**EXERCISE BRIEF:**
Count how many lines contain the word "name". Respond with the number alone.

(Stored dataset items)
------------------------------------------------------------------------

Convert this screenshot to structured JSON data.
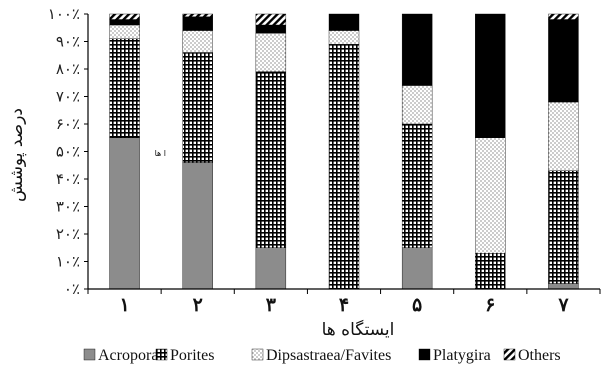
{
  "chart_data": {
    "type": "bar",
    "stacked": true,
    "title": "",
    "xlabel": "ایستگاه ها",
    "ylabel": "درصد پوشش",
    "ylim": [
      0,
      100
    ],
    "y_ticks": [
      "۰٪",
      "۱۰٪",
      "۲۰٪",
      "۳۰٪",
      "۴۰٪",
      "۵۰٪",
      "۶۰٪",
      "۷۰٪",
      "۸۰٪",
      "۹۰٪",
      "۱۰۰٪"
    ],
    "categories": [
      "۱",
      "۲",
      "۳",
      "۴",
      "۵",
      "۶",
      "۷"
    ],
    "series": [
      {
        "name": "Acropora",
        "color": "#8c8c8c",
        "pattern": "solid-gray",
        "values": [
          55,
          46,
          15,
          0,
          15,
          0,
          2
        ]
      },
      {
        "name": "Porites",
        "color": "#000000",
        "pattern": "grid",
        "values": [
          36,
          40,
          64,
          89,
          45,
          13,
          41
        ]
      },
      {
        "name": "Dipsastraea/Favites",
        "color": "#555555",
        "pattern": "dots",
        "values": [
          5,
          8,
          14,
          5,
          14,
          42,
          25
        ]
      },
      {
        "name": "Platygira",
        "color": "#000000",
        "pattern": "solid-black",
        "values": [
          2,
          5,
          3,
          6,
          26,
          45,
          30
        ]
      },
      {
        "name": "Others",
        "color": "#000000",
        "pattern": "diagonal",
        "values": [
          2,
          1,
          4,
          0,
          0,
          0,
          2
        ]
      }
    ],
    "legend_position": "bottom",
    "grid": false,
    "stray_label": "ا ها"
  }
}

------------------------------------------------------------------------

**TASK OUTPUT:**
5